Write out all the entries word for word and omit any pictures.
┄┄┄┄┄┄
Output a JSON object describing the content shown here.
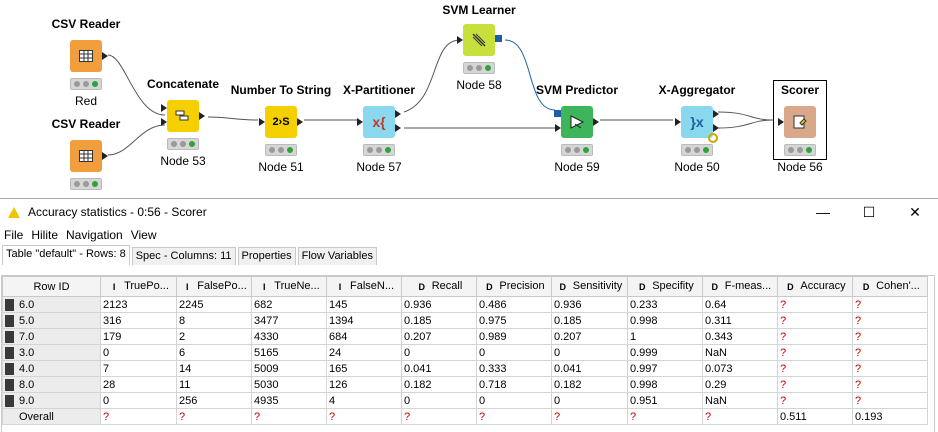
{
  "workflow": {
    "nodes": [
      {
        "id": "csv1",
        "name": "CSV Reader",
        "label": "Red",
        "icon": "table-icon",
        "color": "#f29e3d"
      },
      {
        "id": "csv2",
        "name": "CSV Reader",
        "label": "",
        "icon": "table-icon",
        "color": "#f29e3d"
      },
      {
        "id": "concat",
        "name": "Concatenate",
        "label": "Node 53",
        "icon": "concatenate-icon",
        "color": "#f5d000"
      },
      {
        "id": "num2str",
        "name": "Number To String",
        "label": "Node 51",
        "icon_text": "2›S",
        "color": "#f5d000"
      },
      {
        "id": "xpart",
        "name": "X-Partitioner",
        "label": "Node 57",
        "icon_text": "x{",
        "color": "#8ad8ee"
      },
      {
        "id": "svmlearn",
        "name": "SVM Learner",
        "label": "Node 58",
        "icon": "learner-icon",
        "color": "#c8e03c"
      },
      {
        "id": "svmpred",
        "name": "SVM Predictor",
        "label": "Node 59",
        "icon": "predictor-icon",
        "color": "#3fb55b"
      },
      {
        "id": "xagg",
        "name": "X-Aggregator",
        "label": "Node 50",
        "icon_text": "}x",
        "color": "#8ad8ee"
      },
      {
        "id": "scorer",
        "name": "Scorer",
        "label": "Node 56",
        "icon": "scorer-icon",
        "color": "#d9a88a"
      }
    ]
  },
  "window": {
    "title": "Accuracy statistics - 0:56 - Scorer",
    "minimize": "—",
    "maximize": "☐",
    "close": "✕"
  },
  "menu": [
    "File",
    "Hilite",
    "Navigation",
    "View"
  ],
  "tabs": [
    "Table \"default\" - Rows: 8",
    "Spec - Columns: 11",
    "Properties",
    "Flow Variables"
  ],
  "table": {
    "columns": [
      {
        "label": "Row ID",
        "type": ""
      },
      {
        "label": "TruePo...",
        "type": "I"
      },
      {
        "label": "FalsePo...",
        "type": "I"
      },
      {
        "label": "TrueNe...",
        "type": "I"
      },
      {
        "label": "FalseN...",
        "type": "I"
      },
      {
        "label": "Recall",
        "type": "D"
      },
      {
        "label": "Precision",
        "type": "D"
      },
      {
        "label": "Sensitivity",
        "type": "D"
      },
      {
        "label": "Specifity",
        "type": "D"
      },
      {
        "label": "F-meas...",
        "type": "D"
      },
      {
        "label": "Accuracy",
        "type": "D"
      },
      {
        "label": "Cohen'...",
        "type": "D"
      }
    ],
    "rows": [
      [
        "6.0",
        "2123",
        "2245",
        "682",
        "145",
        "0.936",
        "0.486",
        "0.936",
        "0.233",
        "0.64",
        "?",
        "?"
      ],
      [
        "5.0",
        "316",
        "8",
        "3477",
        "1394",
        "0.185",
        "0.975",
        "0.185",
        "0.998",
        "0.311",
        "?",
        "?"
      ],
      [
        "7.0",
        "179",
        "2",
        "4330",
        "684",
        "0.207",
        "0.989",
        "0.207",
        "1",
        "0.343",
        "?",
        "?"
      ],
      [
        "3.0",
        "0",
        "6",
        "5165",
        "24",
        "0",
        "0",
        "0",
        "0.999",
        "NaN",
        "?",
        "?"
      ],
      [
        "4.0",
        "7",
        "14",
        "5009",
        "165",
        "0.041",
        "0.333",
        "0.041",
        "0.997",
        "0.073",
        "?",
        "?"
      ],
      [
        "8.0",
        "28",
        "11",
        "5030",
        "126",
        "0.182",
        "0.718",
        "0.182",
        "0.998",
        "0.29",
        "?",
        "?"
      ],
      [
        "9.0",
        "0",
        "256",
        "4935",
        "4",
        "0",
        "0",
        "0",
        "0.951",
        "NaN",
        "?",
        "?"
      ],
      [
        "Overall",
        "?",
        "?",
        "?",
        "?",
        "?",
        "?",
        "?",
        "?",
        "?",
        "0.511",
        "0.193"
      ]
    ]
  }
}
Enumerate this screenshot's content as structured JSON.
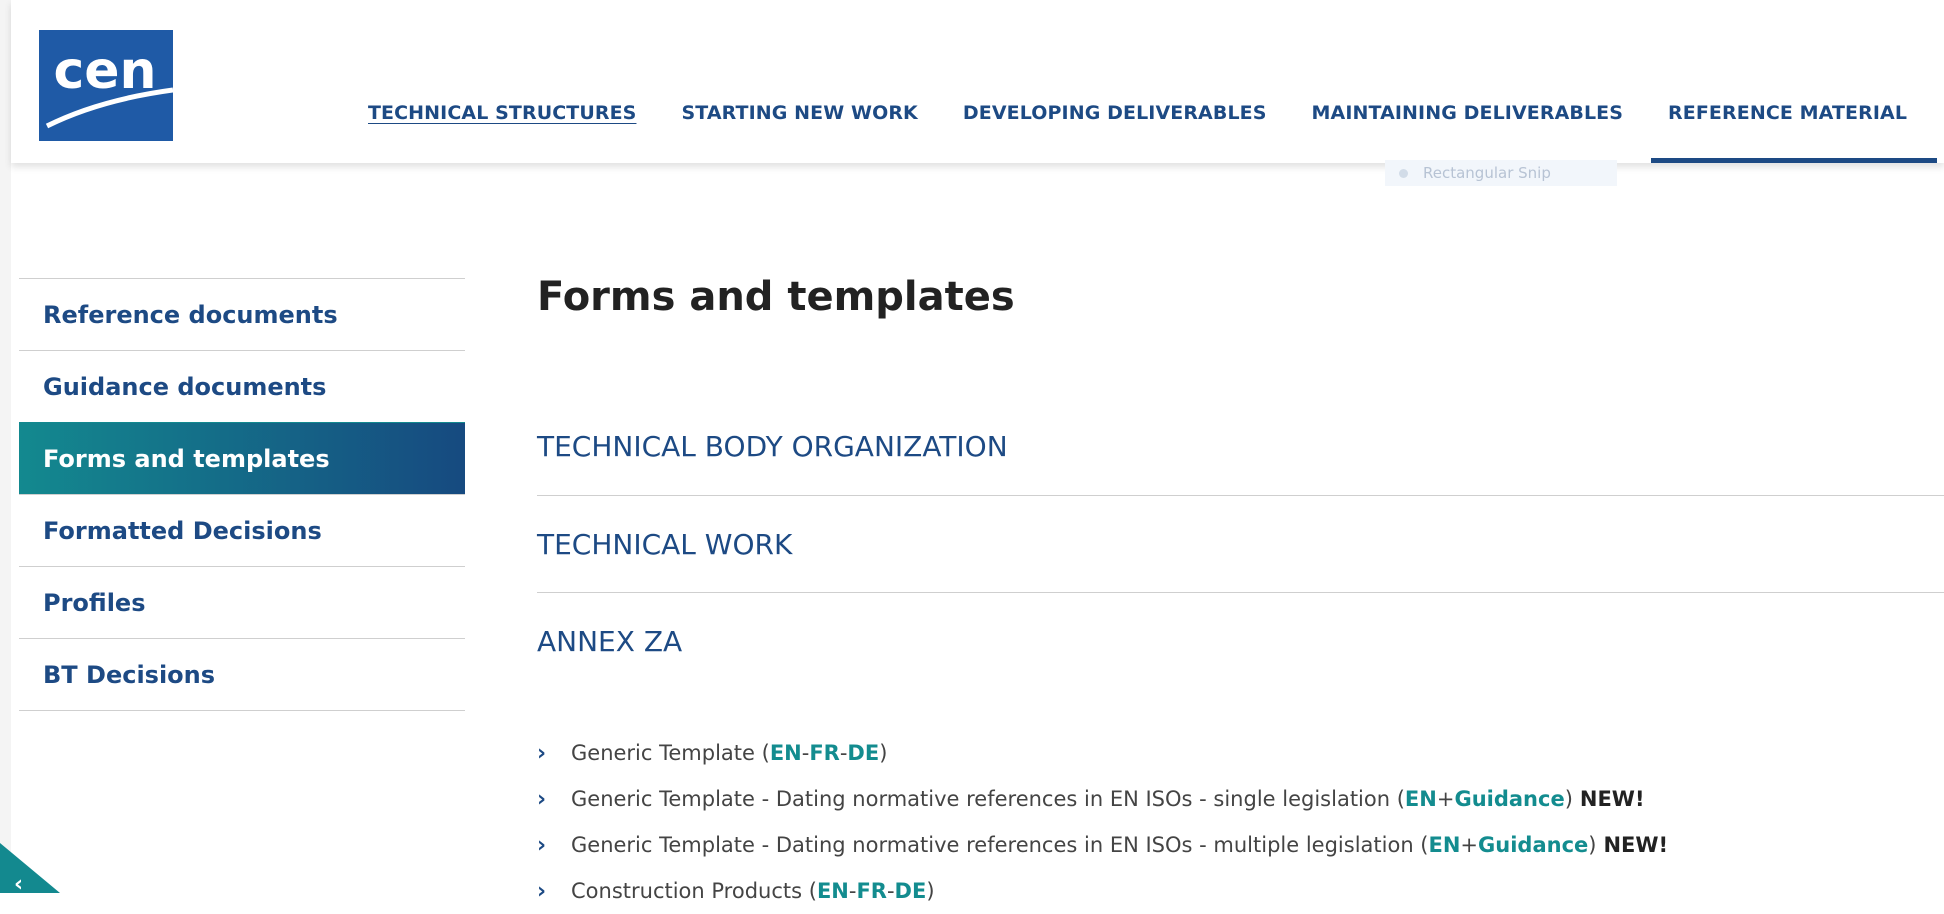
┄┄┄┄┄┄
§ **PROBLEM SOLUTION**:
Output a JSON object describing the content shown here.
{
  "workflow": {
    "nodes": [
      {
        "id": "csv1",
        "name": "CSV Reader",
        "label": "Red",
        "icon": "table-icon",
        "color": "#f29e3d"
      },
      {
        "id": "csv2",
        "name": "CSV Reader",
        "label": "",
        "icon": "table-icon",
        "color": "#f29e3d"
      },
      {
        "id": "concat",
        "name": "Concatenate",
        "label": "Node 53",
        "icon": "concatenate-icon",
        "color": "#f5d000"
      },
      {
        "id": "num2str",
        "name": "Number To String",
        "label": "Node 51",
        "icon_text": "2›S",
        "color": "#f5d000"
      },
      {
        "id": "xpart",
        "name": "X-Partitioner",
        "label": "Node 57",
        "icon_text": "x{",
        "color": "#8ad8ee"
      },
      {
        "id": "svmlearn",
        "name": "SVM Learner",
        "label": "Node 58",
        "icon": "learner-icon",
        "color": "#c8e03c"
      },
      {
        "id": "svmpred",
        "name": "SVM Predictor",
        "label": "Node 59",
        "icon": "predictor-icon",
        "color": "#3fb55b"
      },
      {
        "id": "xagg",
        "name": "X-Aggregator",
        "label": "Node 50",
        "icon_text": "}x",
        "color": "#8ad8ee"
      },
      {
        "id": "scorer",
        "name": "Scorer",
        "label": "Node 56",
        "icon": "scorer-icon",
        "color": "#d9a88a"
      }
    ]
  },
  "window": {
    "title": "Accuracy statistics - 0:56 - Scorer",
    "minimize": "—",
    "maximize": "☐",
    "close": "✕"
  },
  "menu": [
    "File",
    "Hilite",
    "Navigation",
    "View"
  ],
  "tabs": [
    "Table \"default\" - Rows: 8",
    "Spec - Columns: 11",
    "Properties",
    "Flow Variables"
  ],
  "table": {
    "columns": [
      {
        "label": "Row ID",
        "type": ""
      },
      {
        "label": "TruePo...",
        "type": "I"
      },
      {
        "label": "FalsePo...",
        "type": "I"
      },
      {
        "label": "TrueNe...",
        "type": "I"
      },
      {
        "label": "FalseN...",
        "type": "I"
      },
      {
        "label": "Recall",
        "type": "D"
      },
      {
        "label": "Precision",
        "type": "D"
      },
      {
        "label": "Sensitivity",
        "type": "D"
      },
      {
        "label": "Specifity",
        "type": "D"
      },
      {
        "label": "F-meas...",
        "type": "D"
      },
      {
        "label": "Accuracy",
        "type": "D"
      },
      {
        "label": "Cohen'...",
        "type": "D"
      }
    ],
    "rows": [
      [
        "6.0",
        "2123",
        "2245",
        "682",
        "145",
        "0.936",
        "0.486",
        "0.936",
        "0.233",
        "0.64",
        "?",
        "?"
      ],
      [
        "5.0",
        "316",
        "8",
        "3477",
        "1394",
        "0.185",
        "0.975",
        "0.185",
        "0.998",
        "0.311",
        "?",
        "?"
      ],
      [
        "7.0",
        "179",
        "2",
        "4330",
        "684",
        "0.207",
        "0.989",
        "0.207",
        "1",
        "0.343",
        "?",
        "?"
      ],
      [
        "3.0",
        "0",
        "6",
        "5165",
        "24",
        "0",
        "0",
        "0",
        "0.999",
        "NaN",
        "?",
        "?"
      ],
      [
        "4.0",
        "7",
        "14",
        "5009",
        "165",
        "0.041",
        "0.333",
        "0.041",
        "0.997",
        "0.073",
        "?",
        "?"
      ],
      [
        "8.0",
        "28",
        "11",
        "5030",
        "126",
        "0.182",
        "0.718",
        "0.182",
        "0.998",
        "0.29",
        "?",
        "?"
      ],
      [
        "9.0",
        "0",
        "256",
        "4935",
        "4",
        "0",
        "0",
        "0",
        "0.951",
        "NaN",
        "?",
        "?"
      ],
      [
        "Overall",
        "?",
        "?",
        "?",
        "?",
        "?",
        "?",
        "?",
        "?",
        "?",
        "0.511",
        "0.193"
      ]
    ]
  }
}
Enumerate this screenshot's content as structured JSON.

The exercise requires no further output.